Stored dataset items
....
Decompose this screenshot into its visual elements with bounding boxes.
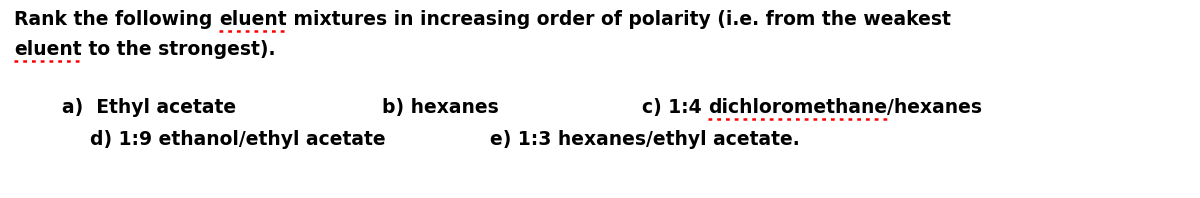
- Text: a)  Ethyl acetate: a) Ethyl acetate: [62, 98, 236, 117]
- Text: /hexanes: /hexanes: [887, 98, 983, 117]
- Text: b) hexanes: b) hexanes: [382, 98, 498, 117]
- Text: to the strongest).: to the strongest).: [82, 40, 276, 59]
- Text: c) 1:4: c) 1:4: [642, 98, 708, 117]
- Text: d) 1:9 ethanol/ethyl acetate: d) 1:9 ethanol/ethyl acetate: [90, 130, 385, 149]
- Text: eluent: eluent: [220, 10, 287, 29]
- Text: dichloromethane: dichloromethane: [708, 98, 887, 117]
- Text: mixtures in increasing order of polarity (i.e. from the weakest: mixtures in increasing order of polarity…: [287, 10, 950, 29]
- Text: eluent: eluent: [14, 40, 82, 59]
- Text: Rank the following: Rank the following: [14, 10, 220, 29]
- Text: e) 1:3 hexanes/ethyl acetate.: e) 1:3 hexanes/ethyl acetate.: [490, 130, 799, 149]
....
• The task: Find every line in the items above that contains the word "eluent", and copy each of those lines in full.

• Solution:
- Text: eluent: eluent: [220, 10, 287, 29]
- Text: eluent: eluent: [14, 40, 82, 59]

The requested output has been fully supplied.